▸ **EXTRACTED RECORDS**:
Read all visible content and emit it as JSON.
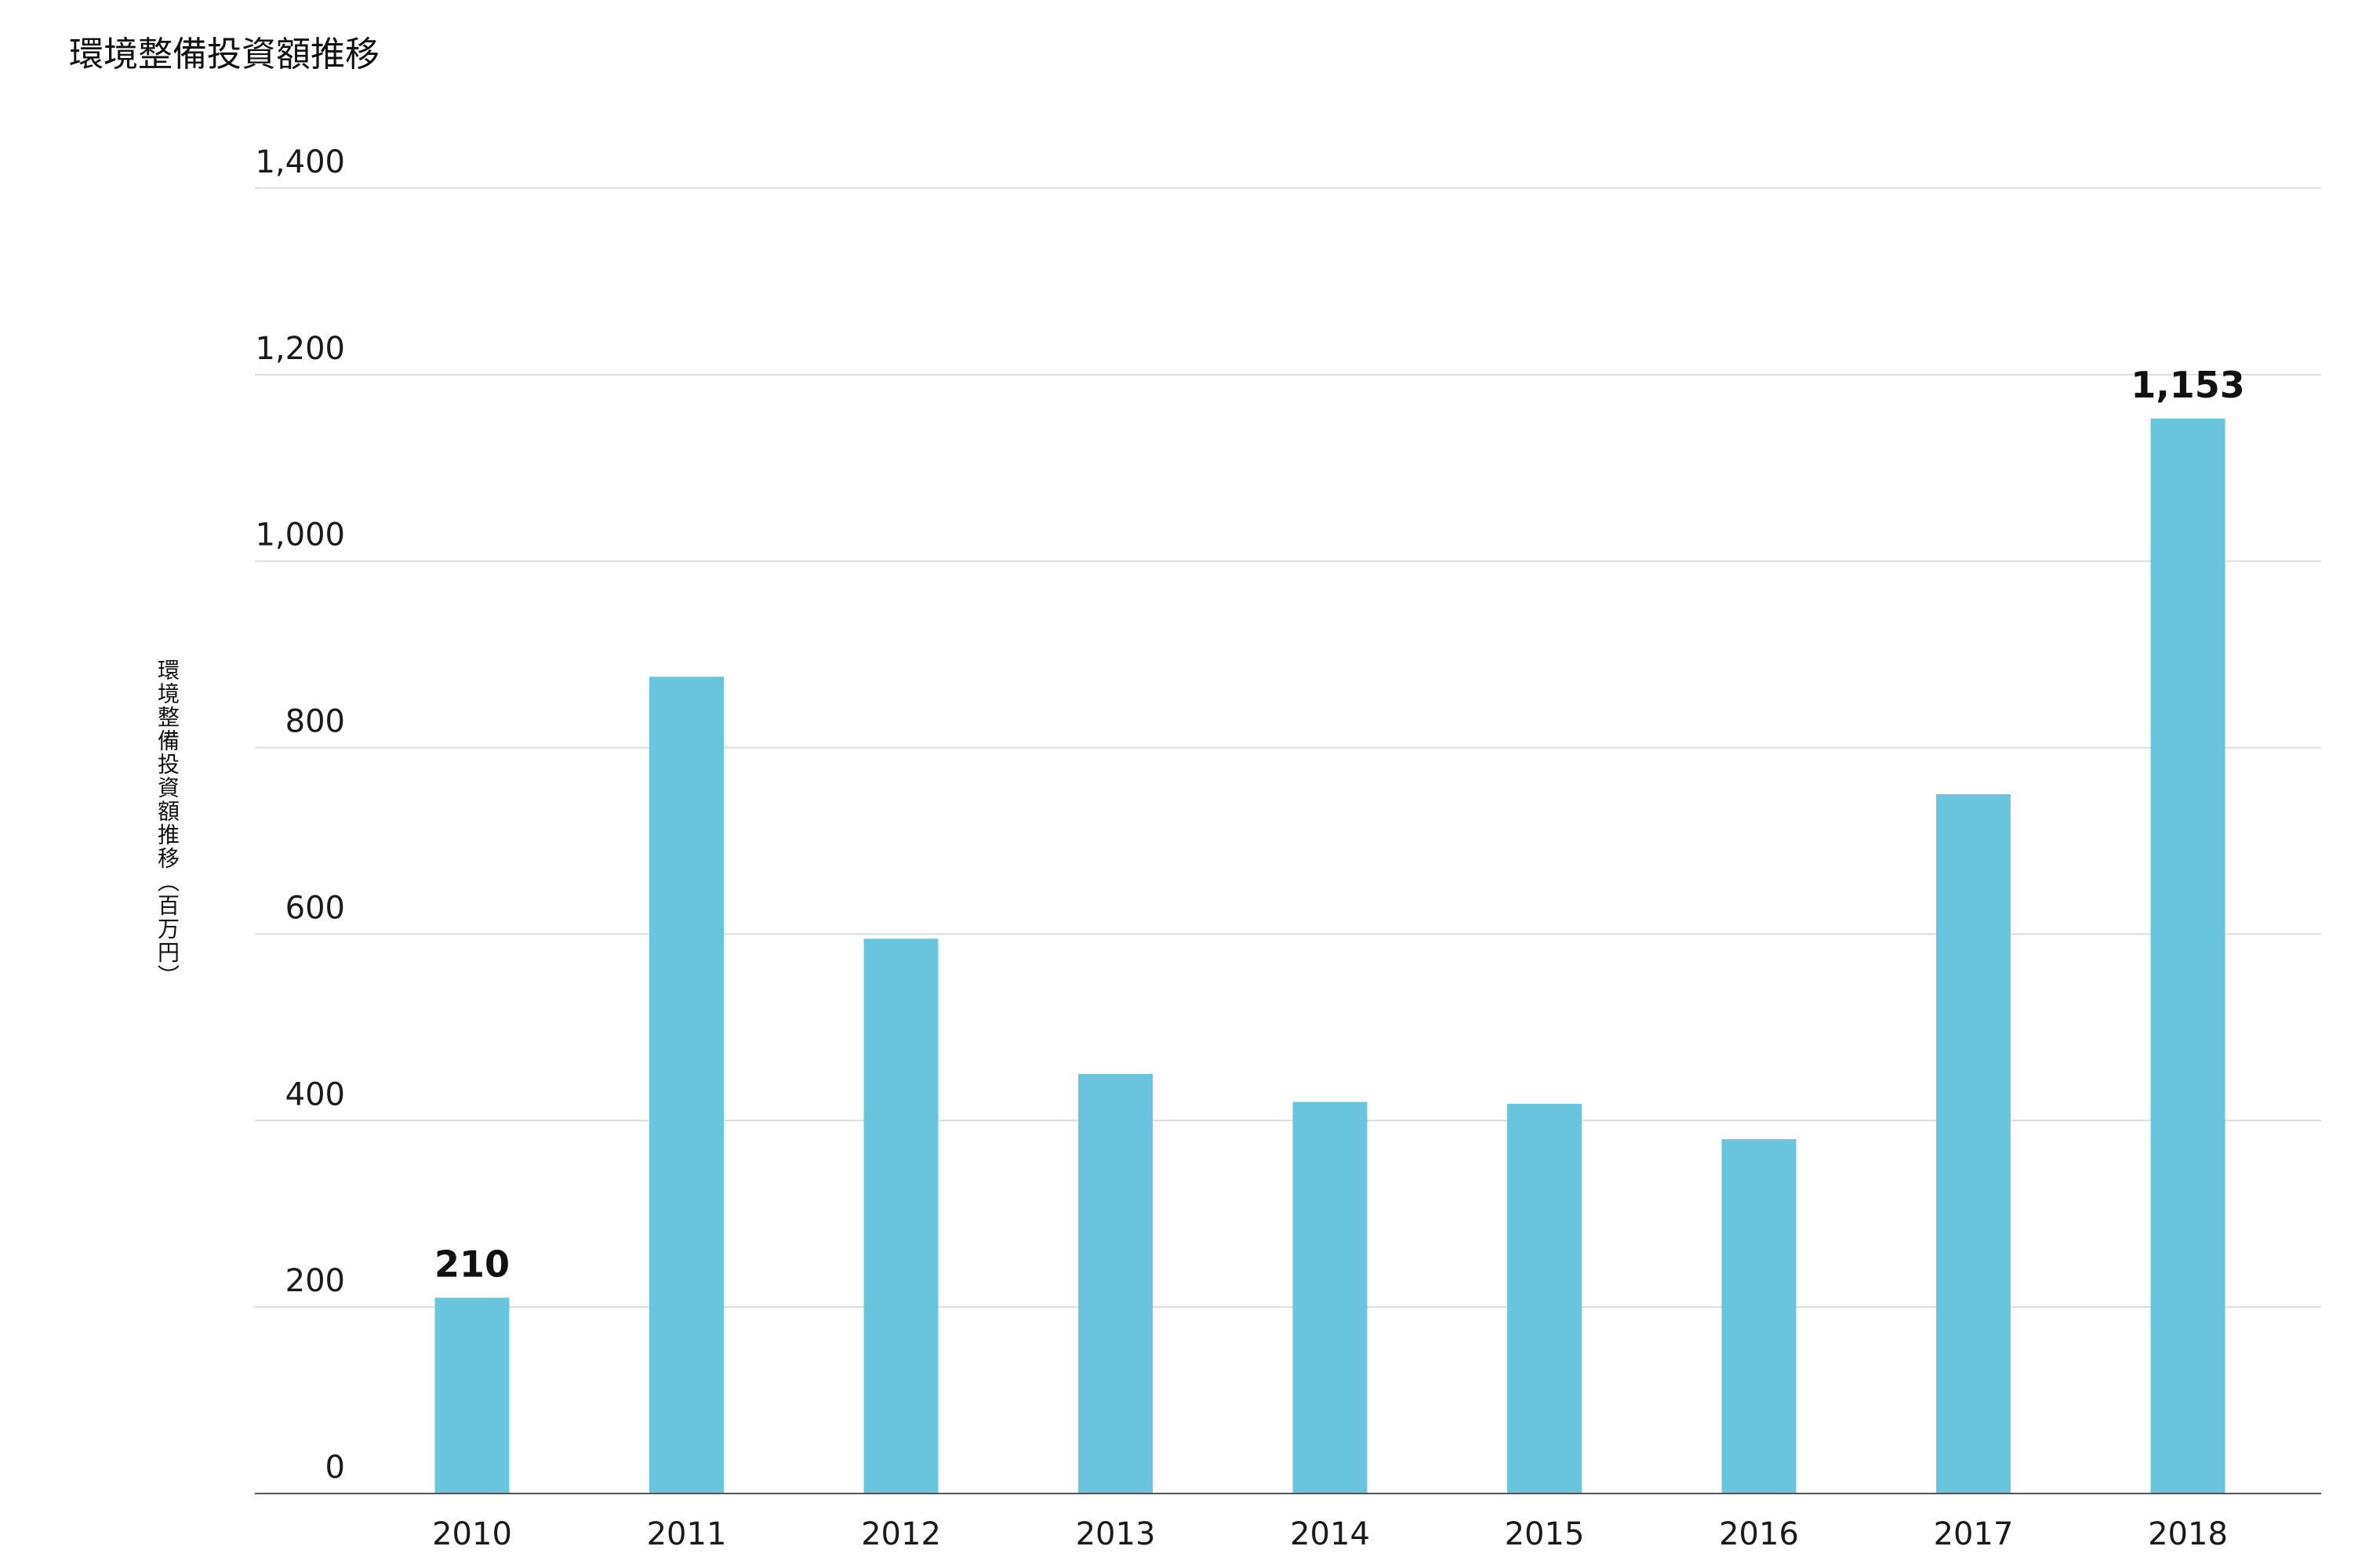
{
  "chart_data": {
    "type": "bar",
    "title": "環境整備投資額推移",
    "xlabel": "",
    "ylabel": "環境整備投資額推移（百万円）",
    "categories": [
      "2010",
      "2011",
      "2012",
      "2013",
      "2014",
      "2015",
      "2016",
      "2017",
      "2018"
    ],
    "values": [
      210,
      876,
      595,
      450,
      420,
      418,
      380,
      750,
      1153
    ],
    "data_labels": [
      {
        "index": 0,
        "text": "210"
      },
      {
        "index": 8,
        "text": "1,153"
      }
    ],
    "ylim": [
      0,
      1400
    ],
    "yticks": [
      {
        "value": 0,
        "label": "0"
      },
      {
        "value": 200,
        "label": "200"
      },
      {
        "value": 400,
        "label": "400"
      },
      {
        "value": 600,
        "label": "600"
      },
      {
        "value": 800,
        "label": "800"
      },
      {
        "value": 1000,
        "label": "1,000"
      },
      {
        "value": 1200,
        "label": "1,200"
      },
      {
        "value": 1400,
        "label": "1,400"
      }
    ],
    "grid": true,
    "legend": "none",
    "bar_color": "#68c5dd",
    "grid_color": "#dddddd",
    "axis_color": "#555555"
  }
}
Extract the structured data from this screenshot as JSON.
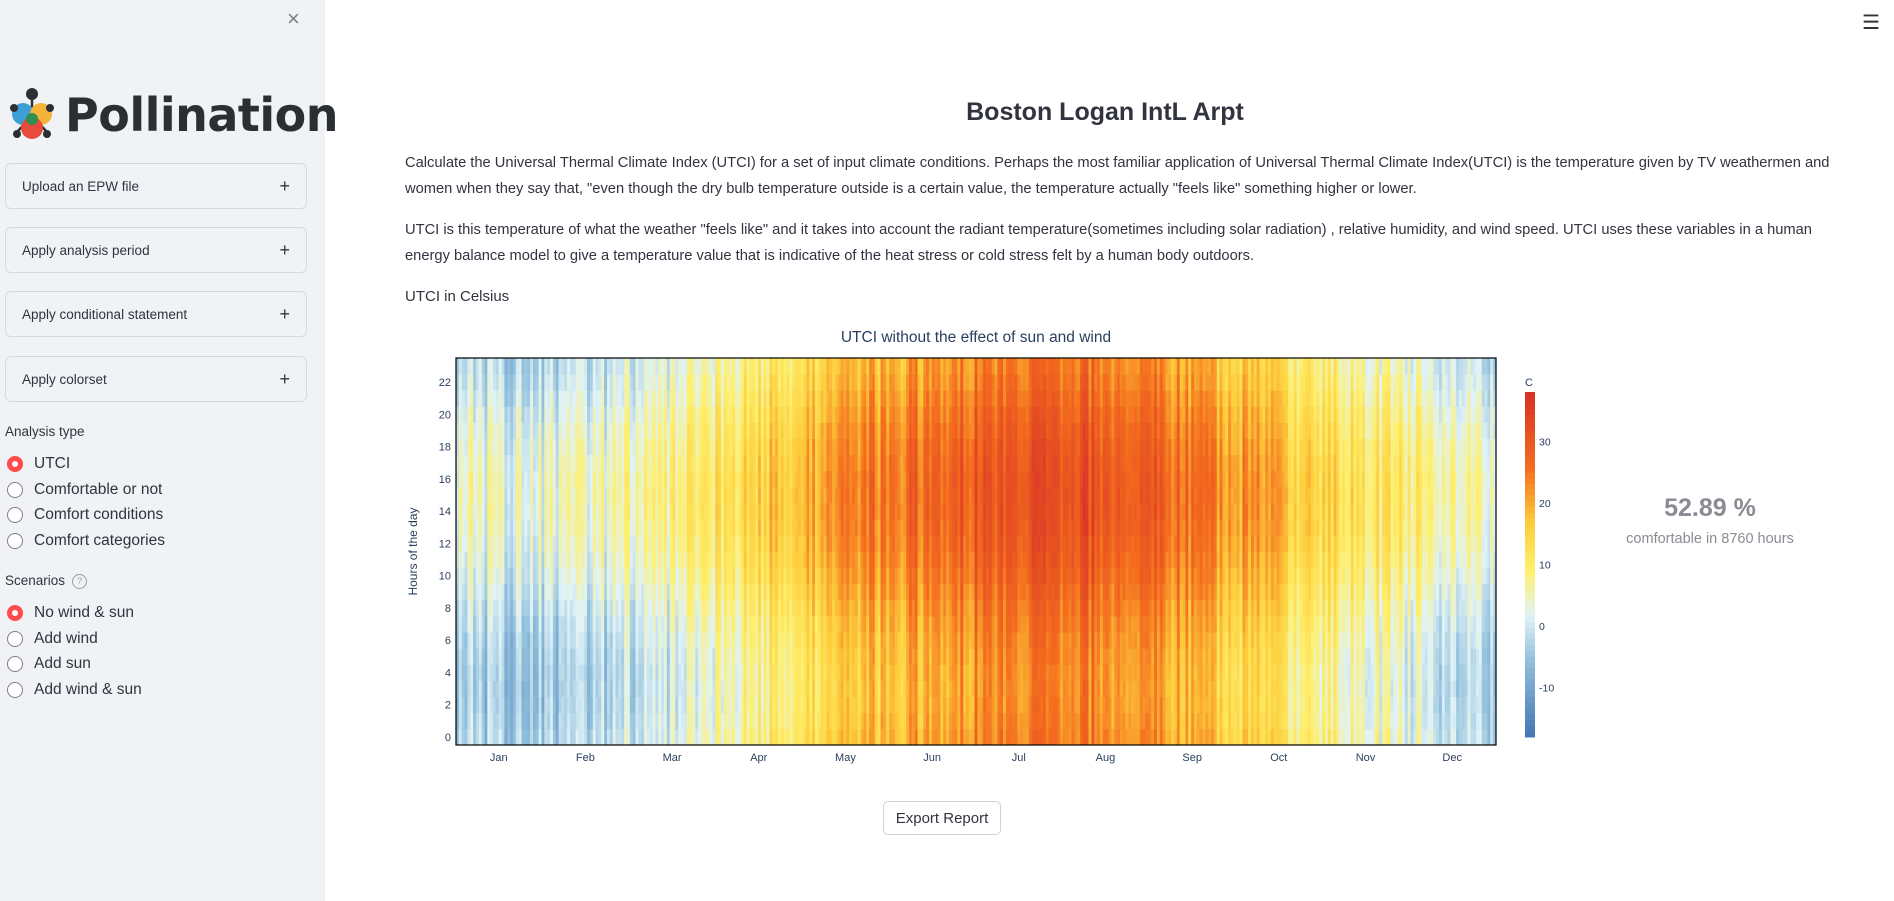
{
  "sidebar": {
    "close_glyph": "×",
    "logo_text": "Pollination",
    "expanders": [
      {
        "label": "Upload an EPW file",
        "icon": "plus-icon"
      },
      {
        "label": "Apply analysis period",
        "icon": "plus-icon"
      },
      {
        "label": "Apply conditional statement",
        "icon": "plus-icon"
      },
      {
        "label": "Apply colorset",
        "icon": "plus-icon"
      }
    ],
    "analysis_type": {
      "label": "Analysis type",
      "options": [
        "UTCI",
        "Comfortable or not",
        "Comfort conditions",
        "Comfort categories"
      ],
      "selected": "UTCI"
    },
    "scenarios": {
      "label": "Scenarios",
      "options": [
        "No wind & sun",
        "Add wind",
        "Add sun",
        "Add wind & sun"
      ],
      "selected": "No wind & sun"
    }
  },
  "main": {
    "title": "Boston Logan IntL Arpt",
    "paragraph_1": "Calculate the Universal Thermal Climate Index (UTCI) for a set of input climate conditions. Perhaps the most familiar application of Universal Thermal Climate Index(UTCI) is the temperature given by TV weathermen and women when they say that, \"even though the dry bulb temperature outside is a certain value, the temperature actually \"feels like\" something higher or lower.",
    "paragraph_2": "UTCI is this temperature of what the weather \"feels like\" and it takes into account the radiant temperature(sometimes including solar radiation) , relative humidity, and wind speed. UTCI uses these variables in a human energy balance model to give a temperature value that is indicative of the heat stress or cold stress felt by a human body outdoors.",
    "utci_label": "UTCI in Celsius",
    "metric": {
      "value": "52.89 %",
      "label": "comfortable in 8760 hours"
    },
    "export_label": "Export Report"
  },
  "colors": {
    "accent": "#ff4b4b",
    "sidebar_bg": "#f0f2f6"
  },
  "chart_data": {
    "type": "heatmap",
    "title": "UTCI  without the effect of sun and wind",
    "xlabel": "",
    "ylabel": "Hours of the day",
    "x_tick_labels": [
      "Jan",
      "Feb",
      "Mar",
      "Apr",
      "May",
      "Jun",
      "Jul",
      "Aug",
      "Sep",
      "Oct",
      "Nov",
      "Dec"
    ],
    "y_tick_labels": [
      "0",
      "2",
      "4",
      "6",
      "8",
      "10",
      "12",
      "14",
      "16",
      "18",
      "20",
      "22"
    ],
    "ylim": [
      0,
      23
    ],
    "colorbar": {
      "title": "C",
      "ticks": [
        "30",
        "20",
        "10",
        "0",
        "-10"
      ],
      "range": [
        -18,
        38
      ]
    },
    "days": 365,
    "hours": 24,
    "monthly_mean_utci": [
      -1,
      0,
      4,
      12,
      19,
      24,
      28,
      27,
      22,
      14,
      8,
      3
    ],
    "daily_amplitude": 4,
    "grid": false
  }
}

▸ **EXERCISE DESCRIPTION**: Each record above should be copied character for character, with pictures dropped.

▸ **OUTPUT OF THE TASK**:
Read all visible content and emit it as JSON.
{
  "chart_data": {
    "type": "bar",
    "title": "環境整備投資額推移",
    "xlabel": "",
    "ylabel": "環境整備投資額推移（百万円）",
    "categories": [
      "2010",
      "2011",
      "2012",
      "2013",
      "2014",
      "2015",
      "2016",
      "2017",
      "2018"
    ],
    "values": [
      210,
      876,
      595,
      450,
      420,
      418,
      380,
      750,
      1153
    ],
    "data_labels": [
      {
        "index": 0,
        "text": "210"
      },
      {
        "index": 8,
        "text": "1,153"
      }
    ],
    "ylim": [
      0,
      1400
    ],
    "yticks": [
      {
        "value": 0,
        "label": "0"
      },
      {
        "value": 200,
        "label": "200"
      },
      {
        "value": 400,
        "label": "400"
      },
      {
        "value": 600,
        "label": "600"
      },
      {
        "value": 800,
        "label": "800"
      },
      {
        "value": 1000,
        "label": "1,000"
      },
      {
        "value": 1200,
        "label": "1,200"
      },
      {
        "value": 1400,
        "label": "1,400"
      }
    ],
    "grid": true,
    "legend": "none",
    "bar_color": "#68c5dd",
    "grid_color": "#dddddd",
    "axis_color": "#555555"
  }
}
Extract the structured data from this screenshot as JSON.
{
  "sidebar": {
    "close_glyph": "×",
    "logo_text": "Pollination",
    "expanders": [
      {
        "label": "Upload an EPW file",
        "icon": "plus-icon"
      },
      {
        "label": "Apply analysis period",
        "icon": "plus-icon"
      },
      {
        "label": "Apply conditional statement",
        "icon": "plus-icon"
      },
      {
        "label": "Apply colorset",
        "icon": "plus-icon"
      }
    ],
    "analysis_type": {
      "label": "Analysis type",
      "options": [
        "UTCI",
        "Comfortable or not",
        "Comfort conditions",
        "Comfort categories"
      ],
      "selected": "UTCI"
    },
    "scenarios": {
      "label": "Scenarios",
      "options": [
        "No wind & sun",
        "Add wind",
        "Add sun",
        "Add wind & sun"
      ],
      "selected": "No wind & sun"
    }
  },
  "main": {
    "title": "Boston Logan IntL Arpt",
    "paragraph_1": "Calculate the Universal Thermal Climate Index (UTCI) for a set of input climate conditions. Perhaps the most familiar application of Universal Thermal Climate Index(UTCI) is the temperature given by TV weathermen and women when they say that, \"even though the dry bulb temperature outside is a certain value, the temperature actually \"feels like\" something higher or lower.",
    "paragraph_2": "UTCI is this temperature of what the weather \"feels like\" and it takes into account the radiant temperature(sometimes including solar radiation) , relative humidity, and wind speed. UTCI uses these variables in a human energy balance model to give a temperature value that is indicative of the heat stress or cold stress felt by a human body outdoors.",
    "utci_label": "UTCI in Celsius",
    "metric": {
      "value": "52.89 %",
      "label": "comfortable in 8760 hours"
    },
    "export_label": "Export Report"
  },
  "colors": {
    "accent": "#ff4b4b",
    "sidebar_bg": "#f0f2f6"
  },
  "chart_data": {
    "type": "heatmap",
    "title": "UTCI  without the effect of sun and wind",
    "xlabel": "",
    "ylabel": "Hours of the day",
    "x_tick_labels": [
      "Jan",
      "Feb",
      "Mar",
      "Apr",
      "May",
      "Jun",
      "Jul",
      "Aug",
      "Sep",
      "Oct",
      "Nov",
      "Dec"
    ],
    "y_tick_labels": [
      "0",
      "2",
      "4",
      "6",
      "8",
      "10",
      "12",
      "14",
      "16",
      "18",
      "20",
      "22"
    ],
    "ylim": [
      0,
      23
    ],
    "colorbar": {
      "title": "C",
      "ticks": [
        "30",
        "20",
        "10",
        "0",
        "-10"
      ],
      "range": [
        -18,
        38
      ]
    },
    "days": 365,
    "hours": 24,
    "monthly_mean_utci": [
      -1,
      0,
      4,
      12,
      19,
      24,
      28,
      27,
      22,
      14,
      8,
      3
    ],
    "daily_amplitude": 4,
    "grid": false
  }
}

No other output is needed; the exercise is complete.